■ DATA SHOWN
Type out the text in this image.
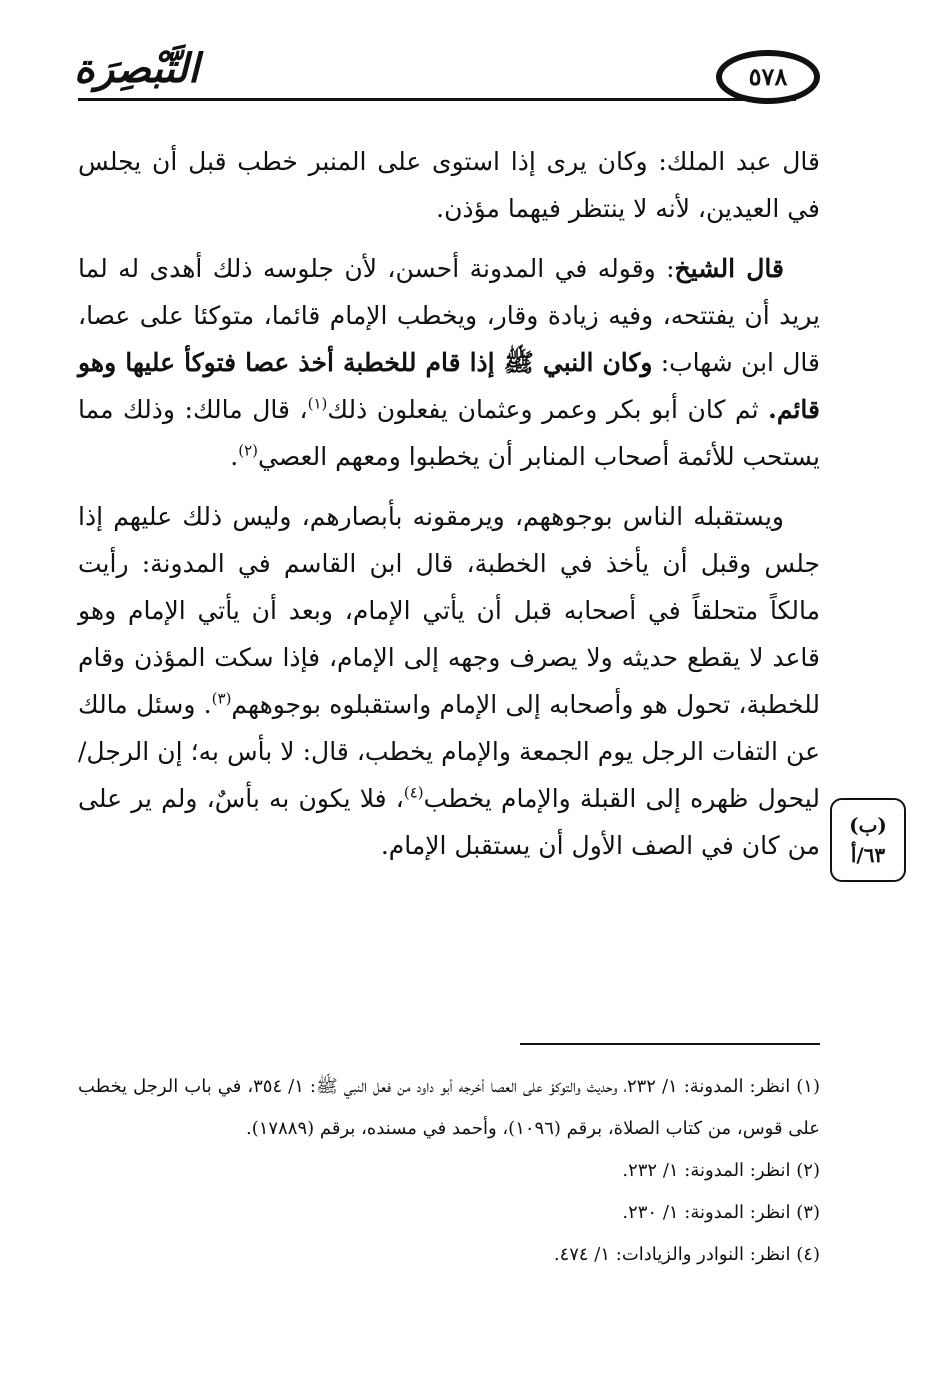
التَّبْصِرَة	٥٧٨

قال عبد الملك: وكان يرى إذا استوى على المنبر خطب قبل أن يجلس في العيدين، لأنه لا ينتظر فيهما مؤذن.

قال الشيخ: وقوله في المدونة أحسن، لأن جلوسه ذلك أهدى له لما يريد أن يفتتحه، وفيه زيادة وقار، ويخطب الإمام قائما، متوكئا على عصا، قال ابن شهاب: وكان النبي ﷺ إذا قام للخطبة أخذ عصا فتوكأ عليها وهو قائم. ثم كان أبو بكر وعمر وعثمان يفعلون ذلك$^{(١)}$، قال مالك: وذلك مما يستحب للأئمة أصحاب المنابر أن يخطبوا ومعهم العصي$^{(٢)}$.

ويستقبله الناس بوجوههم، ويرمقونه بأبصارهم، وليس ذلك عليهم إذا جلس وقبل أن يأخذ في الخطبة، قال ابن القاسم في المدونة: رأيت مالكاً متحلقاً في أصحابه قبل أن يأتي الإمام، وبعد أن يأتي الإمام وهو قاعد لا يقطع حديثه ولا يصرف وجهه إلى الإمام، فإذا سكت المؤذن وقام للخطبة، تحول هو وأصحابه إلى الإمام واستقبلوه بوجوههم$^{(٣)}$. وسئل مالك عن التفات الرجل يوم الجمعة والإمام يخطب، قال: لا بأس به؛ إن الرجل/ ليحول ظهره إلى القبلة والإمام يخطب$^{(٤)}$، فلا يكون به بأسٌ، ولم ير على من كان في الصف الأول أن يستقبل الإمام.

(ب)
٦٣/أ

(١) انظر: المدونة: ١/ ٢٣٢، وحديث والتوكؤ على العصا أخرجه أبو داود من فعل النبي ﷺ: ١/ ٣٥٤، في باب الرجل يخطب على قوس، من كتاب الصلاة، برقم (١٠٩٦)، وأحمد في مسنده، برقم (١٧٨٨٩).

(٢) انظر: المدونة: ١/ ٢٣٢.

(٣) انظر: المدونة: ١/ ٢٣٠.

(٤) انظر: النوادر والزيادات: ١/ ٤٧٤.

■ WHAT NEEDS TO BE DONE
Gather each line holding the string "النبي".

■ ANSWER TO THIS PROBLEM
قال الشيخ: وقوله في المدونة أحسن، لأن جلوسه ذلك أهدى له لما يريد أن يفتتحه، وفيه زيادة وقار، ويخطب الإمام قائما، متوكئا على عصا، قال ابن شهاب: وكان النبي ﷺ إذا قام للخطبة أخذ عصا فتوكأ عليها وهو قائم. ثم كان أبو بكر وعمر وعثمان يفعلون ذلك$^{(١)}$، قال مالك: وذلك مما يستحب للأئمة أصحاب المنابر أن يخطبوا ومعهم العصي$^{(٢)}$.
(١) انظر: المدونة: ١/ ٢٣٢، وحديث والتوكؤ على العصا أخرجه أبو داود من فعل النبي ﷺ: ١/ ٣٥٤، في باب الرجل يخطب على قوس، من كتاب الصلاة، برقم (١٠٩٦)، وأحمد في مسنده، برقم (١٧٨٨٩).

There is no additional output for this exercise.